Dataset items
----

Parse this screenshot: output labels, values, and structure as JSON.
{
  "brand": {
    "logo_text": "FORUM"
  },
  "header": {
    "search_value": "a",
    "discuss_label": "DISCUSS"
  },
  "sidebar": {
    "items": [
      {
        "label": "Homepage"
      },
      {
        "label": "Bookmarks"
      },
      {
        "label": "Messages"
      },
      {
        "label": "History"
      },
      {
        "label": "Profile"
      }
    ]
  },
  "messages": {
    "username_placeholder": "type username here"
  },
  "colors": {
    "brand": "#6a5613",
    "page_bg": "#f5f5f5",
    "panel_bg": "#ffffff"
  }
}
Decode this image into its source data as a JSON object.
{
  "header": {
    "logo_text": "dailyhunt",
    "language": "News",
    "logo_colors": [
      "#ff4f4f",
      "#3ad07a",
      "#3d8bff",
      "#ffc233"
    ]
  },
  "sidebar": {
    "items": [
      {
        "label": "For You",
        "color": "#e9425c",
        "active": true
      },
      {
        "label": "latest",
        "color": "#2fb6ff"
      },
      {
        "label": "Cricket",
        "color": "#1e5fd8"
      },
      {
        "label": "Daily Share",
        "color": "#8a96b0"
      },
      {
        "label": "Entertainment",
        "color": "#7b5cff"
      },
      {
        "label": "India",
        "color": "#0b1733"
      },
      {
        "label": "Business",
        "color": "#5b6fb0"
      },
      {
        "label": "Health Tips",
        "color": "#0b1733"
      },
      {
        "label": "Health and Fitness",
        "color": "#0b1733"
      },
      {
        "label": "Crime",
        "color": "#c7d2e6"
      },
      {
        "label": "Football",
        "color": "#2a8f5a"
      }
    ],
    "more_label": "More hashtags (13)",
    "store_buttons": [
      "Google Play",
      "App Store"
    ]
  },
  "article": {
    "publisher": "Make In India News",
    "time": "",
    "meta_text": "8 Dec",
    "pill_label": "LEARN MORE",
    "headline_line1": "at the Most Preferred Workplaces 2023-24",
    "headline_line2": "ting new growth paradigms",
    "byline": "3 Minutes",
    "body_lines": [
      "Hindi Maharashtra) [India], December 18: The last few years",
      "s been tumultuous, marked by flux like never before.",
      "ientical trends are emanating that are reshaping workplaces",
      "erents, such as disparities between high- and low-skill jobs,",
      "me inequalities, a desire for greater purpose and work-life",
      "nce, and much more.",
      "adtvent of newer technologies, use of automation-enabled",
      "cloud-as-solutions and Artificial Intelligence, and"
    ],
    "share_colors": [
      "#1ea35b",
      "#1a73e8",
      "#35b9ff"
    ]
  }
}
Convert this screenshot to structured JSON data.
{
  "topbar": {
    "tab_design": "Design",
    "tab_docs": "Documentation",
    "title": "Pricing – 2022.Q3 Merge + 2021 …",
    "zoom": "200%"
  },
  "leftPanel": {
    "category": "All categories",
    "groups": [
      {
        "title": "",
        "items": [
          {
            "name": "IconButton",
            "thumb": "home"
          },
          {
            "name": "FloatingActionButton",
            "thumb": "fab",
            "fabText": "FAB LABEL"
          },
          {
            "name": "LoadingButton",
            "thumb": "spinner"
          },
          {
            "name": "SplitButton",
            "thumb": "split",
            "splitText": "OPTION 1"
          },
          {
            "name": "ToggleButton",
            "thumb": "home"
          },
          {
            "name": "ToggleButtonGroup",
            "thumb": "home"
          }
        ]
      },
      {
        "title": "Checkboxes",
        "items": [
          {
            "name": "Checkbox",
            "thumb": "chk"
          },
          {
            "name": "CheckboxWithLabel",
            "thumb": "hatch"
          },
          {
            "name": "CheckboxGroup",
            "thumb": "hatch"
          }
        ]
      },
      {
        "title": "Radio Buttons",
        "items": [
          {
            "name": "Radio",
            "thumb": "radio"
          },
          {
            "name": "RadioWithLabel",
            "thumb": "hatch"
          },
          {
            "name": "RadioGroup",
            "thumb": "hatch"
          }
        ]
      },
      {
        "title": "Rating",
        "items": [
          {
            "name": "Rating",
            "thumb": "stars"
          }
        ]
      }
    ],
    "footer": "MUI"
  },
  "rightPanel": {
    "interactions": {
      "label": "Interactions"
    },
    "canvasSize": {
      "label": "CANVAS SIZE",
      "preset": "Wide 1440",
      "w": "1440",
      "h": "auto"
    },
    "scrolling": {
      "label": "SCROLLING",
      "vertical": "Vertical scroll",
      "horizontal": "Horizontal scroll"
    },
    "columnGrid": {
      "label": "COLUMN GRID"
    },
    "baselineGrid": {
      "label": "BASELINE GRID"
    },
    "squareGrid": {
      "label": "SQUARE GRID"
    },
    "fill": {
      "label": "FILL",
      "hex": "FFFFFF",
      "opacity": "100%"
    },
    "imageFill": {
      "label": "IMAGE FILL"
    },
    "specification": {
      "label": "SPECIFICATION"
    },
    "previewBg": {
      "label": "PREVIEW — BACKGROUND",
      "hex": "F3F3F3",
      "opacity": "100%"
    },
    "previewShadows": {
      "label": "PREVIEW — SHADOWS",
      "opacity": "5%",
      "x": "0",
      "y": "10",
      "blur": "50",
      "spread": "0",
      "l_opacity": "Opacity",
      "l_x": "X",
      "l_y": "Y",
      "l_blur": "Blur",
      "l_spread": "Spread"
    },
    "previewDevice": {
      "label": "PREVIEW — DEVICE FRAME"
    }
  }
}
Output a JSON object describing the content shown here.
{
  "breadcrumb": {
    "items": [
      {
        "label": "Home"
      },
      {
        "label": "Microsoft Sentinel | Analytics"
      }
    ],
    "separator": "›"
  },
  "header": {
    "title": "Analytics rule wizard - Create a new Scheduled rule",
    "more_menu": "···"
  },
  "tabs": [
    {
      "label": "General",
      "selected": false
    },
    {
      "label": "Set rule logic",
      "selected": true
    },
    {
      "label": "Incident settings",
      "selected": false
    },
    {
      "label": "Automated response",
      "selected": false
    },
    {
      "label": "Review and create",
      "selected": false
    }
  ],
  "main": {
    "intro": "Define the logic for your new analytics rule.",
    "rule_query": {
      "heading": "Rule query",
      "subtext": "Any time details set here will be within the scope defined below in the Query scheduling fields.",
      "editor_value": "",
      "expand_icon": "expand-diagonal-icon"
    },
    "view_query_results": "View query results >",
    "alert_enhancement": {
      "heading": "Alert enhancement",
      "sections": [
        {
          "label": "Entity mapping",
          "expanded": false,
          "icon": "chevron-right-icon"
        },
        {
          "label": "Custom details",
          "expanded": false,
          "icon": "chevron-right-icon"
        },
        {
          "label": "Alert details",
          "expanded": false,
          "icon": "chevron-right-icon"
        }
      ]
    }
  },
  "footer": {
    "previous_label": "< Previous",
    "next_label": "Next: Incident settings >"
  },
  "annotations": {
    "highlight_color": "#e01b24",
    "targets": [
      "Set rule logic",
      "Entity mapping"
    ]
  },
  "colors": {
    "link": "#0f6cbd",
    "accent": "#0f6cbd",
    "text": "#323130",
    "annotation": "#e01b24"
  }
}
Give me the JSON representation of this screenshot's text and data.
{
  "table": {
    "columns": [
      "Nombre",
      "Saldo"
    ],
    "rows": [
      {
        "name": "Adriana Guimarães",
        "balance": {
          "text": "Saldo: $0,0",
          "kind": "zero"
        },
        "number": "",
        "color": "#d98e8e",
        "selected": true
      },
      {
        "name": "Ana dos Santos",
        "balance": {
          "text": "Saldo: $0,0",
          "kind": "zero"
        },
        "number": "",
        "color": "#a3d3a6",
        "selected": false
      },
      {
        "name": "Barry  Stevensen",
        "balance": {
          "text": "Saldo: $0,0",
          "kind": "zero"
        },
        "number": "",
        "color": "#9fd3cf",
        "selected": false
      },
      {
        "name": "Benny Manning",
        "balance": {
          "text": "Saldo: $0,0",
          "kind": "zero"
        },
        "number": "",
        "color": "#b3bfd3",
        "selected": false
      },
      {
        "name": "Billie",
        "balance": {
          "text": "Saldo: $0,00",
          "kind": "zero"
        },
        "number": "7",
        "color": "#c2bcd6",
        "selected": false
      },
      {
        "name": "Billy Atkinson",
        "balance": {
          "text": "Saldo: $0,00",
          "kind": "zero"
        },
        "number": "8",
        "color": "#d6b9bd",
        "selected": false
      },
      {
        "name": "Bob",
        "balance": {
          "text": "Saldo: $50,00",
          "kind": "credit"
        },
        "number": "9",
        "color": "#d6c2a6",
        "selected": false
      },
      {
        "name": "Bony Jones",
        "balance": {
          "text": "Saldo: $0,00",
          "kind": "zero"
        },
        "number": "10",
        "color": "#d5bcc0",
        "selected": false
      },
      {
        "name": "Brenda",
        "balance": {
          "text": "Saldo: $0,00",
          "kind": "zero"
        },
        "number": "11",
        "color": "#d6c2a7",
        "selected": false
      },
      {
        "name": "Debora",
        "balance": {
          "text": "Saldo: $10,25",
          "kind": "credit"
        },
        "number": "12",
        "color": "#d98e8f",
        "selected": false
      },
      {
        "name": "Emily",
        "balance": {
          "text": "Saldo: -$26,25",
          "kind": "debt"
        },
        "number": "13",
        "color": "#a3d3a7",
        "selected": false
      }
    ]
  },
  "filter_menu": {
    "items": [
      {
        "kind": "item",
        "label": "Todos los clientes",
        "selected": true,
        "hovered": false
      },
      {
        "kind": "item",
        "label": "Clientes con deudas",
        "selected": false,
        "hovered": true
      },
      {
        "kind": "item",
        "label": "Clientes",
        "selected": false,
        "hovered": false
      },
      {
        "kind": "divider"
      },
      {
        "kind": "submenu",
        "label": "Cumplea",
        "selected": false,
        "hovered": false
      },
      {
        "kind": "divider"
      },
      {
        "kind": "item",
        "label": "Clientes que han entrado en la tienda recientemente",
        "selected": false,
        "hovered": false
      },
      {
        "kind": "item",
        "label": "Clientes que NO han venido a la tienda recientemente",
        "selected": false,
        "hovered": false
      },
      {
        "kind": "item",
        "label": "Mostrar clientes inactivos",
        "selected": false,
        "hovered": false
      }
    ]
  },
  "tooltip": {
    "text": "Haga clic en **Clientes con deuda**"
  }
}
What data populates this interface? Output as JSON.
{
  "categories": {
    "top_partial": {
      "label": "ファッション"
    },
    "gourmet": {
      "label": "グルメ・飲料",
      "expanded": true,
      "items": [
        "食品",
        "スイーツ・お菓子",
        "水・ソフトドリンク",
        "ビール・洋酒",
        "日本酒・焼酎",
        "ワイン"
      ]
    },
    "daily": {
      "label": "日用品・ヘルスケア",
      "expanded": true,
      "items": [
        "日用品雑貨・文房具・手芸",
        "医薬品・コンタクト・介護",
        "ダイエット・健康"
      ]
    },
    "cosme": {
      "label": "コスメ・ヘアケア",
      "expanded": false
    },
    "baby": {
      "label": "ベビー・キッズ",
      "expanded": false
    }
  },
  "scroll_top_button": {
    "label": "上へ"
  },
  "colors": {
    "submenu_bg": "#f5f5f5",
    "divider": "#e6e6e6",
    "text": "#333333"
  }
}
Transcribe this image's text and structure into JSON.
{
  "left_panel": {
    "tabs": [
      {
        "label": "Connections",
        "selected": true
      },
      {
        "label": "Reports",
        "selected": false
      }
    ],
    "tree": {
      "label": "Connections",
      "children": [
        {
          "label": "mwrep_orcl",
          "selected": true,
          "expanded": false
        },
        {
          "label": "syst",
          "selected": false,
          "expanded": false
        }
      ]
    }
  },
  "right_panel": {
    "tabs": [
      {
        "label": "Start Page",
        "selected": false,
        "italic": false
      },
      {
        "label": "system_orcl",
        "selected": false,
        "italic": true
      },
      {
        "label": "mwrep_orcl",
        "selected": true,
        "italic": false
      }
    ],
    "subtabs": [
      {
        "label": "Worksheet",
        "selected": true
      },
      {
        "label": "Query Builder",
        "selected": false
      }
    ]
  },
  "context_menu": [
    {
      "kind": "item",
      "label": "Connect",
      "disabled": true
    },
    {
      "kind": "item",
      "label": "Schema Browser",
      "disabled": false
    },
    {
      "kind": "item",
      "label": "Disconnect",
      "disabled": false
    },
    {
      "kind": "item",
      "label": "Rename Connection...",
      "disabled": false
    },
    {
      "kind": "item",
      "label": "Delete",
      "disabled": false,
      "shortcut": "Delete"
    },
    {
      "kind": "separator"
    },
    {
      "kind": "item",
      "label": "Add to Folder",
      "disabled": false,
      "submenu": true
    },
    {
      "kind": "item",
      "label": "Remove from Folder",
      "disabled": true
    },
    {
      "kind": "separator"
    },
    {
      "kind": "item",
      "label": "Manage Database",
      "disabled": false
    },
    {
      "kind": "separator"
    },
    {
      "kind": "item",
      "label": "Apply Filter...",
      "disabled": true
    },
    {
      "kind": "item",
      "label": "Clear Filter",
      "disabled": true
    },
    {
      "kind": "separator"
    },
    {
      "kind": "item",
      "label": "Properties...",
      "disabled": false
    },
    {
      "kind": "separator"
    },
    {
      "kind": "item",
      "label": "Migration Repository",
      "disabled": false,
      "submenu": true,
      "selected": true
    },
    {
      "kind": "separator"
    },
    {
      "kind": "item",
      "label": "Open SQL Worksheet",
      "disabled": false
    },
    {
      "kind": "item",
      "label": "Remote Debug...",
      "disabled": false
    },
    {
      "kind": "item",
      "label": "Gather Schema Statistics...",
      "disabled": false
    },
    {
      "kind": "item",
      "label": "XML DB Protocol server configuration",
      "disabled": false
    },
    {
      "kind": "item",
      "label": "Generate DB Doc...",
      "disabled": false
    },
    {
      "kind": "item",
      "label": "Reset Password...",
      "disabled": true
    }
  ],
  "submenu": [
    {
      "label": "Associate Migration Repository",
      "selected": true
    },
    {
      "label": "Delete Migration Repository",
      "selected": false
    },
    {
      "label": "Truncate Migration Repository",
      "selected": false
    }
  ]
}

----

**Task objective**
Select the lines in this material that hold the word "Repository", leaving none out.

**Result of this exercise**
      "label": "Migration Repository",
      "label": "Associate Migration Repository",
      "label": "Delete Migration Repository",
      "label": "Truncate Migration Repository",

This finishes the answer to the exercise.